__TEKST__:
----------

Dorota Podlaska uzyskała dyplom z malarstwa w 1989 roku na Wydziale Sztuk Pięknych UMK w Toruniu. W czasie studiów związana była z grupami artystycznymi Naprzód, Yach-Film, w których zajmowała się sztuką filmu wideo i brała udział w happeningach. W latach 1993–2003 była członkiem bydgoskiego Stowarzyszenia Artystycznego Wieża Ciśnień. Obecnie mieszka i pracuje w Warszawie.

----------

__REKORDY DANYCH__:
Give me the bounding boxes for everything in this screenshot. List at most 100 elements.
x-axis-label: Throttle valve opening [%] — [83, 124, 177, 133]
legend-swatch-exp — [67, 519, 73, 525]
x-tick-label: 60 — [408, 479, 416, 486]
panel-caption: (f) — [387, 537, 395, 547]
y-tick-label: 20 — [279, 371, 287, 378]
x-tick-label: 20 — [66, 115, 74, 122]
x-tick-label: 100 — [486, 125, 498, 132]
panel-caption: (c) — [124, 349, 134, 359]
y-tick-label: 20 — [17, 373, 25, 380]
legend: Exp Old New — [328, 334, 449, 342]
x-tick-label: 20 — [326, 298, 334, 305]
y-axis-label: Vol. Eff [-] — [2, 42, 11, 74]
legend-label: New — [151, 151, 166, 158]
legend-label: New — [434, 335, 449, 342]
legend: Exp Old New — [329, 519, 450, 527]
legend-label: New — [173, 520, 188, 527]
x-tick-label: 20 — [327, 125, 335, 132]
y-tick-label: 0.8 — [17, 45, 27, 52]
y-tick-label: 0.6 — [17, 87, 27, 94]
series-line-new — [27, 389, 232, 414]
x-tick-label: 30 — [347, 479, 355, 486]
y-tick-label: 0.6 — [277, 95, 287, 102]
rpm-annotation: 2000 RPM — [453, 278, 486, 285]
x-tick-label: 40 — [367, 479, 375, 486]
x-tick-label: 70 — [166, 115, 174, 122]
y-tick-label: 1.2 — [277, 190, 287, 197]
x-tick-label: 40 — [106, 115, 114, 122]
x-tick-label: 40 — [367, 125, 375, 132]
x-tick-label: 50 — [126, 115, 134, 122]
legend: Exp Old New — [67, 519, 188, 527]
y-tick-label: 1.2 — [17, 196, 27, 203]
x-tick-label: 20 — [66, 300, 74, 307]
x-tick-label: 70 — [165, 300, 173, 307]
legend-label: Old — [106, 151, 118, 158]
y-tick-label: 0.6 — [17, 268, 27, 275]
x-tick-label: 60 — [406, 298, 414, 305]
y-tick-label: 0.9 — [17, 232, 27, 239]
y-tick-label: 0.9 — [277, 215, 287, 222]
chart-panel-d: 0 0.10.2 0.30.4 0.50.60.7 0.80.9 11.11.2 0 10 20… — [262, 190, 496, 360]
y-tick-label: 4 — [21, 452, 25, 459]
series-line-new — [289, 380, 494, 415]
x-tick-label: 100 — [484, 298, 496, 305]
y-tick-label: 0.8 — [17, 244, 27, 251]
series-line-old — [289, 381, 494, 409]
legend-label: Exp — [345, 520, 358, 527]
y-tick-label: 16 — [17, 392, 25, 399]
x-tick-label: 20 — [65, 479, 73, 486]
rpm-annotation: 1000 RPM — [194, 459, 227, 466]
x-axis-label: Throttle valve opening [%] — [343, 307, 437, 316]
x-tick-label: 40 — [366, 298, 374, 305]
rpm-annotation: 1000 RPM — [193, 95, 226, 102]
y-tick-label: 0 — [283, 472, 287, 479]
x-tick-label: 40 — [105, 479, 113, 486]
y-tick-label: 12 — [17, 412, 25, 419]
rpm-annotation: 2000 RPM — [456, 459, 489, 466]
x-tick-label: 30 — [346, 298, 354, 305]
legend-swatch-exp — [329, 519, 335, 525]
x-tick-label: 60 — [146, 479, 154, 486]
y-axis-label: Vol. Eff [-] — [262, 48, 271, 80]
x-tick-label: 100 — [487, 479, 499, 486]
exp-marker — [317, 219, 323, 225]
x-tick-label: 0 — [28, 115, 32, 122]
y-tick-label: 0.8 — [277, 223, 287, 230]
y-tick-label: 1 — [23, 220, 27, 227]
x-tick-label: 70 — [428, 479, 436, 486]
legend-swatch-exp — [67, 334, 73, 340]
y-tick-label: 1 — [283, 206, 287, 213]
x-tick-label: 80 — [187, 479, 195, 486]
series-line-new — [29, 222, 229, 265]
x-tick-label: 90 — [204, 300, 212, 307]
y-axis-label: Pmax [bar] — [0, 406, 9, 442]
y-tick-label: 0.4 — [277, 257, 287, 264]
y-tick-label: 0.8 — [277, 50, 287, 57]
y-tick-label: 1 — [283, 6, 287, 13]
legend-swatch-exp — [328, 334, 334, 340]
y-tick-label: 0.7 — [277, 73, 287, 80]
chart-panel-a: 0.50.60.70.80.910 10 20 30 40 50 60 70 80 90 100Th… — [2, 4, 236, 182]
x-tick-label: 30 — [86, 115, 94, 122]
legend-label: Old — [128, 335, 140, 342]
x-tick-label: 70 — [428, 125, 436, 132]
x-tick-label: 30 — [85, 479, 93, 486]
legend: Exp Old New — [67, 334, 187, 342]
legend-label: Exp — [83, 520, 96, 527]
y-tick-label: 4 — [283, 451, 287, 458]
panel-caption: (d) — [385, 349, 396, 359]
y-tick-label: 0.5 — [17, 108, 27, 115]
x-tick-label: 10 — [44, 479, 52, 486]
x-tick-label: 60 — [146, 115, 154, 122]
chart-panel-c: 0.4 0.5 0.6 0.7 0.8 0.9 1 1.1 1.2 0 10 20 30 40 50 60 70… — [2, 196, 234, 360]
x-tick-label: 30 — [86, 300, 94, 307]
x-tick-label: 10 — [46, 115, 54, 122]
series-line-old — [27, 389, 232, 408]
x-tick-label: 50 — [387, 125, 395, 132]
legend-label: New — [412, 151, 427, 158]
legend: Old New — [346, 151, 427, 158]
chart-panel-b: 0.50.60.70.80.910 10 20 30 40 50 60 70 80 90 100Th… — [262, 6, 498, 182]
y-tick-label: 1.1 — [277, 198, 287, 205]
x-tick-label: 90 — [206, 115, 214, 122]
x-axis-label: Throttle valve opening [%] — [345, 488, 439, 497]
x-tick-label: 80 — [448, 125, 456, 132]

----------

__CEL__:
Zwróć bez żadnych zmian cały fragment tekstu o Dorocie Podlaskiej, począwszy od słów "Dorota Podlaska uzyskała", a skończywszy na słowach "pracuje w Warszawie.". Opieraj się wyłącznie na tekście.

__ROZWIĄZANIE__:
Dorota Podlaska uzyskała dyplom z malarstwa w 1989 roku na Wydziale Sztuk Pięknych UMK w Toruniu. W czasie studiów związana była z grupami artystycznymi Naprzód, Yach-Film, w których zajmowała się sztuką filmu wideo i brała udział w happeningach. W latach 1993–2003 była członkiem bydgoskiego Stowarzyszenia Artystycznego Wieża Ciśnień. Obecnie mieszka i pracuje w Warszawie.